Task description: Find the string "TradingView" in the listing and report every line that has it.

Supplied records:
──────────

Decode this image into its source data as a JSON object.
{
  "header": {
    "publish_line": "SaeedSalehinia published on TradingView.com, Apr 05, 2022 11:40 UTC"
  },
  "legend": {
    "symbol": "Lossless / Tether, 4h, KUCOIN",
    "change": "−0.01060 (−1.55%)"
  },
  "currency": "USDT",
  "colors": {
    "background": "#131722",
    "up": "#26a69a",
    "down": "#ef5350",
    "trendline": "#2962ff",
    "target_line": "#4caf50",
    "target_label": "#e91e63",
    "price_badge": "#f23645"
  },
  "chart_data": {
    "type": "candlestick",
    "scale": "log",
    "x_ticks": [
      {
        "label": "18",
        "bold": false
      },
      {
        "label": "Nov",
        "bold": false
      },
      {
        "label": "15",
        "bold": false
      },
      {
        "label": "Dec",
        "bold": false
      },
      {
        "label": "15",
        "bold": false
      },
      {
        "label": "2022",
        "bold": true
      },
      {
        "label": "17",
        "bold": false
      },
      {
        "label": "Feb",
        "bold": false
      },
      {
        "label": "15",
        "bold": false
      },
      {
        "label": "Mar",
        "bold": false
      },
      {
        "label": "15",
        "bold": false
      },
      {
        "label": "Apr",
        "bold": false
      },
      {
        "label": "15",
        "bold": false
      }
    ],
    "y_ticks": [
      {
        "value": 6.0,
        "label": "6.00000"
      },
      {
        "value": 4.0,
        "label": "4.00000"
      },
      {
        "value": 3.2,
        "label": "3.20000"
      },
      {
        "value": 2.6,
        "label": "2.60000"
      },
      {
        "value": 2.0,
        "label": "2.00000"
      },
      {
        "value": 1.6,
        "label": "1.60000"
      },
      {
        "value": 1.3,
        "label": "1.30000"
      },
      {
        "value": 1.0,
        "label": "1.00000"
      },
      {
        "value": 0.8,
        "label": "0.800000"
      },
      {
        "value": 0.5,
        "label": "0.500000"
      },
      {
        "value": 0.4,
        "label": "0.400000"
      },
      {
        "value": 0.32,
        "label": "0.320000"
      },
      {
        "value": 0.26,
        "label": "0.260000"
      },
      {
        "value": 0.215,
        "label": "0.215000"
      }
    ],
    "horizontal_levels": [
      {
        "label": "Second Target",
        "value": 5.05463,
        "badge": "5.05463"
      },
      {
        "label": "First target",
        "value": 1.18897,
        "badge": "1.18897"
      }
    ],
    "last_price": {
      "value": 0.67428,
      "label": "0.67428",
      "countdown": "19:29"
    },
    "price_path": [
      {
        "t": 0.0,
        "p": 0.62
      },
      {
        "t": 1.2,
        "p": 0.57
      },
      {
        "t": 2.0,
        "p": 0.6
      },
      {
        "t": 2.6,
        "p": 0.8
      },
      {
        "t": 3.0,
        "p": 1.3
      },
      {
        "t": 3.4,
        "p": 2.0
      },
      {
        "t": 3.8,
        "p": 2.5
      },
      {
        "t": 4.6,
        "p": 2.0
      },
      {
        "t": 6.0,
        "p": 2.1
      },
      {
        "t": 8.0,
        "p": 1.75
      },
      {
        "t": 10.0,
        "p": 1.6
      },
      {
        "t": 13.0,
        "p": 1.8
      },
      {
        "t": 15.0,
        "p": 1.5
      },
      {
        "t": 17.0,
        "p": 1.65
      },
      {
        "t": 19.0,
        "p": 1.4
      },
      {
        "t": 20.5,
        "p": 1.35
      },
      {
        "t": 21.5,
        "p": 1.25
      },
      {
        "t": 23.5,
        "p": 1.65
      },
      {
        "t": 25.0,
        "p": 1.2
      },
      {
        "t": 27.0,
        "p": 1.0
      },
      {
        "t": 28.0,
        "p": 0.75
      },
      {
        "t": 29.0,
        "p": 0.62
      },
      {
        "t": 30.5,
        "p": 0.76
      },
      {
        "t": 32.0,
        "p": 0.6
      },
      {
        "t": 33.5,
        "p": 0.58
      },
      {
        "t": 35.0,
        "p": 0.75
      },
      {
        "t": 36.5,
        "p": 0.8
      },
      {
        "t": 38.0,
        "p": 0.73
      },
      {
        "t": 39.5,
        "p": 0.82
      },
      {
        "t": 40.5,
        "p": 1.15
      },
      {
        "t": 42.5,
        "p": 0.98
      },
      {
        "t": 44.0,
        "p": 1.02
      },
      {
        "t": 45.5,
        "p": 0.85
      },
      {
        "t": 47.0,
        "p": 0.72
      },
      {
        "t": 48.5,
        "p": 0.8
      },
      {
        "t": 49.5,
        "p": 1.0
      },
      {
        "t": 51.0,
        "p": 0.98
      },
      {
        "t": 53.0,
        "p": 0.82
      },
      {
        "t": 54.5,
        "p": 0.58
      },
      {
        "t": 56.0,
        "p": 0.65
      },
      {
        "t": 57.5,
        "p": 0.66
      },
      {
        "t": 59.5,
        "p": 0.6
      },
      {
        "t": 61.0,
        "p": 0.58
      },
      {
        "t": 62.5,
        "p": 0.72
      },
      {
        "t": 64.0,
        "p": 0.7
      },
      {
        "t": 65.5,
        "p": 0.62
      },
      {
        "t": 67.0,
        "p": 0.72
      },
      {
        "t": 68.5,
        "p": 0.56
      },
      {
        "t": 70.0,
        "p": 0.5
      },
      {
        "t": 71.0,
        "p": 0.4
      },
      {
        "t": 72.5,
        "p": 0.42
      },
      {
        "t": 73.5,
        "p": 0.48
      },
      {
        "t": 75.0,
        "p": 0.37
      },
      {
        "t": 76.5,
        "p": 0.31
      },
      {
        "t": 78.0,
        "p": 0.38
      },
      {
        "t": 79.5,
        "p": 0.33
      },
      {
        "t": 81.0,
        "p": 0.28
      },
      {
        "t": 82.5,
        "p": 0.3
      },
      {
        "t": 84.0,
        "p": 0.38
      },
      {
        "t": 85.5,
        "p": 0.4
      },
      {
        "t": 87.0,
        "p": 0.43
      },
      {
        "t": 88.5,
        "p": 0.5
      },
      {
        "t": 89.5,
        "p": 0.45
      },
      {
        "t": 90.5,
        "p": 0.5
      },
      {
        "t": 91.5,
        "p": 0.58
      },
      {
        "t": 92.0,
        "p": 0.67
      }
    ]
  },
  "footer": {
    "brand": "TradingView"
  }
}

──────────

The response:
    "publish_line": "SaeedSalehinia published on TradingView.com, Apr 05, 2022 11:40 UTC"
    "brand": "TradingView"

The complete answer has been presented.